**Work to be completed**
Tally the lines in the records underneath that contain the string "location", and state the figure by itself.

Begin

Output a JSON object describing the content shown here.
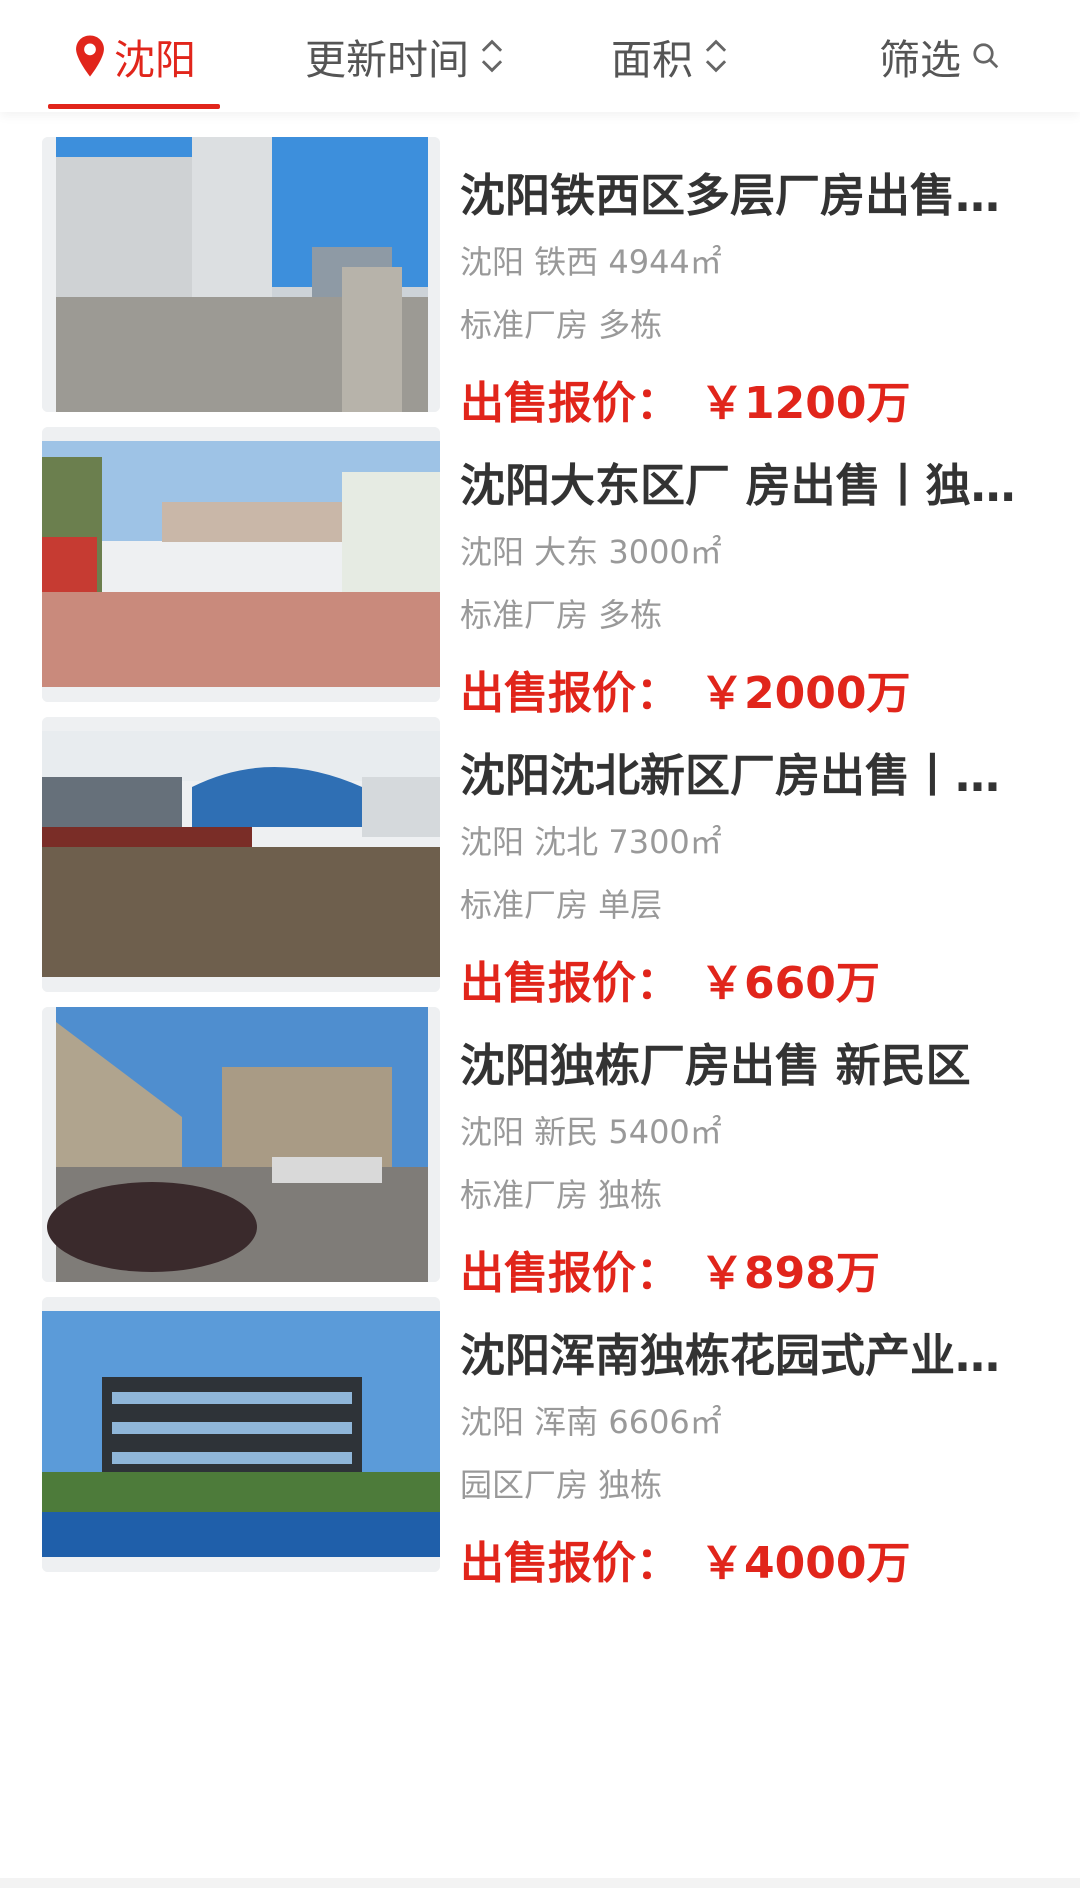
{
  "colors": {
    "accent": "#e1251b",
    "text_main": "#333333",
    "text_muted": "#999999"
  },
  "filter_bar": {
    "city": {
      "label": "沈阳",
      "icon": "location-pin-icon"
    },
    "update_time": {
      "label": "更新时间",
      "icon": "sort-updown-icon"
    },
    "area": {
      "label": "面积",
      "icon": "sort-updown-icon"
    },
    "filter": {
      "label": "筛选",
      "icon": "search-icon"
    }
  },
  "listings": [
    {
      "title": "沈阳铁西区多层厂房出售…",
      "location": "沈阳 铁西 4944㎡",
      "tags": "标准厂房 多栋",
      "price_label": "出售报价：",
      "price": "￥1200万"
    },
    {
      "title": "沈阳大东区厂 房出售丨独…",
      "location": "沈阳 大东 3000㎡",
      "tags": "标准厂房 多栋",
      "price_label": "出售报价：",
      "price": "￥2000万"
    },
    {
      "title": "沈阳沈北新区厂房出售丨…",
      "location": "沈阳 沈北 7300㎡",
      "tags": "标准厂房 单层",
      "price_label": "出售报价：",
      "price": "￥660万"
    },
    {
      "title": "沈阳独栋厂房出售 新民区",
      "location": "沈阳 新民 5400㎡",
      "tags": "标准厂房 独栋",
      "price_label": "出售报价：",
      "price": "￥898万"
    },
    {
      "title": "沈阳浑南独栋花园式产业…",
      "location": "沈阳 浑南 6606㎡",
      "tags": "园区厂房 独栋",
      "price_label": "出售报价：",
      "price": "￥4000万"
    }
  ]
}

End

**Written solution**
6